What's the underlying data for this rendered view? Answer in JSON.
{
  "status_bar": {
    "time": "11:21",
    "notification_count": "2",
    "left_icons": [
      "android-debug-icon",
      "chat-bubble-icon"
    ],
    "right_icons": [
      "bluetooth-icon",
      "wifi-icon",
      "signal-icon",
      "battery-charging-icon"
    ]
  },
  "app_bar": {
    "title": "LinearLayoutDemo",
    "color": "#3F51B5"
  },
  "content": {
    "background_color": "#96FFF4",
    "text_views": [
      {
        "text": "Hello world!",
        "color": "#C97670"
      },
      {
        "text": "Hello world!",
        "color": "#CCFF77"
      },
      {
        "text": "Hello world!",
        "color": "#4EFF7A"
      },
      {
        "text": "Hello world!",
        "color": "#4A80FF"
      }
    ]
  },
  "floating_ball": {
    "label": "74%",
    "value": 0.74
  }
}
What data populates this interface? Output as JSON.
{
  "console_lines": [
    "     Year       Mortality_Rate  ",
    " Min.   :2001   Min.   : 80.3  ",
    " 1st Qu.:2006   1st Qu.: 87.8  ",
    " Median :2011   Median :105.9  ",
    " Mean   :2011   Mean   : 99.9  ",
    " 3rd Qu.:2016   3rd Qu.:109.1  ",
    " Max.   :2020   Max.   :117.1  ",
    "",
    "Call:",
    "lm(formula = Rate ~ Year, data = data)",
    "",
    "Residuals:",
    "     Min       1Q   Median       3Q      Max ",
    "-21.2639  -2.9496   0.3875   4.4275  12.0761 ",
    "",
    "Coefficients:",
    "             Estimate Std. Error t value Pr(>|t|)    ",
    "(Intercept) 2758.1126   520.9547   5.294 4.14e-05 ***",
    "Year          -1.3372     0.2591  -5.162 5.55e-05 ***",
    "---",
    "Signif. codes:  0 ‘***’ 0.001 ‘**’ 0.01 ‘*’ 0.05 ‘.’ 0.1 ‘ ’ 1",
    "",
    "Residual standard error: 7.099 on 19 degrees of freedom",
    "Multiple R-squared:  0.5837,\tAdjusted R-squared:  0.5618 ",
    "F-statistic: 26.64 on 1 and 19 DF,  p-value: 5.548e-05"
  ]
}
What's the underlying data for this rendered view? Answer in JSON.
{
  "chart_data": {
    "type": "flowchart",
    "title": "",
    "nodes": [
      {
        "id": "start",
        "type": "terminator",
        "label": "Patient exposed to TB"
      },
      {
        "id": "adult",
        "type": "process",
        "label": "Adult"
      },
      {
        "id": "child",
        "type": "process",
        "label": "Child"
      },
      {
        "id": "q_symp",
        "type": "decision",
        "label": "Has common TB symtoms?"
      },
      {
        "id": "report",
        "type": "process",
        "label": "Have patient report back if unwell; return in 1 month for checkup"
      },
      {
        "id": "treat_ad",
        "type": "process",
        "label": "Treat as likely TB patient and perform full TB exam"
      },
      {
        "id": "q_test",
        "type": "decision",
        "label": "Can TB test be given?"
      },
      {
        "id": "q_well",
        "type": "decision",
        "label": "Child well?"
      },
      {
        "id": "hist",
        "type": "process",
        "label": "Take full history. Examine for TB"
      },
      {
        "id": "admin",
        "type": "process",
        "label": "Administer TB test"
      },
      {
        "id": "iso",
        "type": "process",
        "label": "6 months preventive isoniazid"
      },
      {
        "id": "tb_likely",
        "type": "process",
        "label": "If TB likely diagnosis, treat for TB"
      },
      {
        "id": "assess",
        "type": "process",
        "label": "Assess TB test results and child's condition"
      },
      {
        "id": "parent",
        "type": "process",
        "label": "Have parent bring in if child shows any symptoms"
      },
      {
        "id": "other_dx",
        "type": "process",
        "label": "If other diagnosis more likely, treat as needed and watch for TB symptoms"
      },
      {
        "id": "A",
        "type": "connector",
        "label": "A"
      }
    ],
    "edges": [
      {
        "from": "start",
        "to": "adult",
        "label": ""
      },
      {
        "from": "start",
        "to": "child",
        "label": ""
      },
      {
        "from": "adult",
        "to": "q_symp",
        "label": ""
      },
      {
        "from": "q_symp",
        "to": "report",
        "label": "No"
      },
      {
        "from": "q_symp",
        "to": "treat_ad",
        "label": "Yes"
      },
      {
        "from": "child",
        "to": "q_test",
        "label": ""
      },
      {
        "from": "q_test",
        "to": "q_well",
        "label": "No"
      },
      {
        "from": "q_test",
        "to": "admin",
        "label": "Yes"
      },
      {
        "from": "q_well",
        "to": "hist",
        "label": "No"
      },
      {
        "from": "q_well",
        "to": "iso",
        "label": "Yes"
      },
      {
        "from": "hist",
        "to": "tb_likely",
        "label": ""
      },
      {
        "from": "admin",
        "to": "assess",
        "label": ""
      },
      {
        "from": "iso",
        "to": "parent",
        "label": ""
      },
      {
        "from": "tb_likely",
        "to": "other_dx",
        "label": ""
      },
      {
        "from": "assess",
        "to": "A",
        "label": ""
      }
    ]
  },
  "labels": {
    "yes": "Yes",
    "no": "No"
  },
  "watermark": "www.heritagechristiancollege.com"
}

------------------------------------------------

Short exercise = The records above must be repeated exactly, every one of them.

Answer for the task =
What's the underlying data for this rendered view? Answer in JSON.
{
  "status_bar": {
    "time": "11:21",
    "notification_count": "2",
    "left_icons": [
      "android-debug-icon",
      "chat-bubble-icon"
    ],
    "right_icons": [
      "bluetooth-icon",
      "wifi-icon",
      "signal-icon",
      "battery-charging-icon"
    ]
  },
  "app_bar": {
    "title": "LinearLayoutDemo",
    "color": "#3F51B5"
  },
  "content": {
    "background_color": "#96FFF4",
    "text_views": [
      {
        "text": "Hello world!",
        "color": "#C97670"
      },
      {
        "text": "Hello world!",
        "color": "#CCFF77"
      },
      {
        "text": "Hello world!",
        "color": "#4EFF7A"
      },
      {
        "text": "Hello world!",
        "color": "#4A80FF"
      }
    ]
  },
  "floating_ball": {
    "label": "74%",
    "value": 0.74
  }
}
What data populates this interface? Output as JSON.
{
  "console_lines": [
    "     Year       Mortality_Rate  ",
    " Min.   :2001   Min.   : 80.3  ",
    " 1st Qu.:2006   1st Qu.: 87.8  ",
    " Median :2011   Median :105.9  ",
    " Mean   :2011   Mean   : 99.9  ",
    " 3rd Qu.:2016   3rd Qu.:109.1  ",
    " Max.   :2020   Max.   :117.1  ",
    "",
    "Call:",
    "lm(formula = Rate ~ Year, data = data)",
    "",
    "Residuals:",
    "     Min       1Q   Median       3Q      Max ",
    "-21.2639  -2.9496   0.3875   4.4275  12.0761 ",
    "",
    "Coefficients:",
    "             Estimate Std. Error t value Pr(>|t|)    ",
    "(Intercept) 2758.1126   520.9547   5.294 4.14e-05 ***",
    "Year          -1.3372     0.2591  -5.162 5.55e-05 ***",
    "---",
    "Signif. codes:  0 ‘***’ 0.001 ‘**’ 0.01 ‘*’ 0.05 ‘.’ 0.1 ‘ ’ 1",
    "",
    "Residual standard error: 7.099 on 19 degrees of freedom",
    "Multiple R-squared:  0.5837,\tAdjusted R-squared:  0.5618 ",
    "F-statistic: 26.64 on 1 and 19 DF,  p-value: 5.548e-05"
  ]
}
What's the underlying data for this rendered view? Answer in JSON.
{
  "chart_data": {
    "type": "flowchart",
    "title": "",
    "nodes": [
      {
        "id": "start",
        "type": "terminator",
        "label": "Patient exposed to TB"
      },
      {
        "id": "adult",
        "type": "process",
        "label": "Adult"
      },
      {
        "id": "child",
        "type": "process",
        "label": "Child"
      },
      {
        "id": "q_symp",
        "type": "decision",
        "label": "Has common TB symtoms?"
      },
      {
        "id": "report",
        "type": "process",
        "label": "Have patient report back if unwell; return in 1 month for checkup"
      },
      {
        "id": "treat_ad",
        "type": "process",
        "label": "Treat as likely TB patient and perform full TB exam"
      },
      {
        "id": "q_test",
        "type": "decision",
        "label": "Can TB test be given?"
      },
      {
        "id": "q_well",
        "type": "decision",
        "label": "Child well?"
      },
      {
        "id": "hist",
        "type": "process",
        "label": "Take full history. Examine for TB"
      },
      {
        "id": "admin",
        "type": "process",
        "label": "Administer TB test"
      },
      {
        "id": "iso",
        "type": "process",
        "label": "6 months preventive isoniazid"
      },
      {
        "id": "tb_likely",
        "type": "process",
        "label": "If TB likely diagnosis, treat for TB"
      },
      {
        "id": "assess",
        "type": "process",
        "label": "Assess TB test results and child's condition"
      },
      {
        "id": "parent",
        "type": "process",
        "label": "Have parent bring in if child shows any symptoms"
      },
      {
        "id": "other_dx",
        "type": "process",
        "label": "If other diagnosis more likely, treat as needed and watch for TB symptoms"
      },
      {
        "id": "A",
        "type": "connector",
        "label": "A"
      }
    ],
    "edges": [
      {
        "from": "start",
        "to": "adult",
        "label": ""
      },
      {
        "from": "start",
        "to": "child",
        "label": ""
      },
      {
        "from": "adult",
        "to": "q_symp",
        "label": ""
      },
      {
        "from": "q_symp",
        "to": "report",
        "label": "No"
      },
      {
        "from": "q_symp",
        "to": "treat_ad",
        "label": "Yes"
      },
      {
        "from": "child",
        "to": "q_test",
        "label": ""
      },
      {
        "from": "q_test",
        "to": "q_well",
        "label": "No"
      },
      {
        "from": "q_test",
        "to": "admin",
        "label": "Yes"
      },
      {
        "from": "q_well",
        "to": "hist",
        "label": "No"
      },
      {
        "from": "q_well",
        "to": "iso",
        "label": "Yes"
      },
      {
        "from": "hist",
        "to": "tb_likely",
        "label": ""
      },
      {
        "from": "admin",
        "to": "assess",
        "label": ""
      },
      {
        "from": "iso",
        "to": "parent",
        "label": ""
      },
      {
        "from": "tb_likely",
        "to": "other_dx",
        "label": ""
      },
      {
        "from": "assess",
        "to": "A",
        "label": ""
      }
    ]
  },
  "labels": {
    "yes": "Yes",
    "no": "No"
  },
  "watermark": "www.heritagechristiancollege.com"
}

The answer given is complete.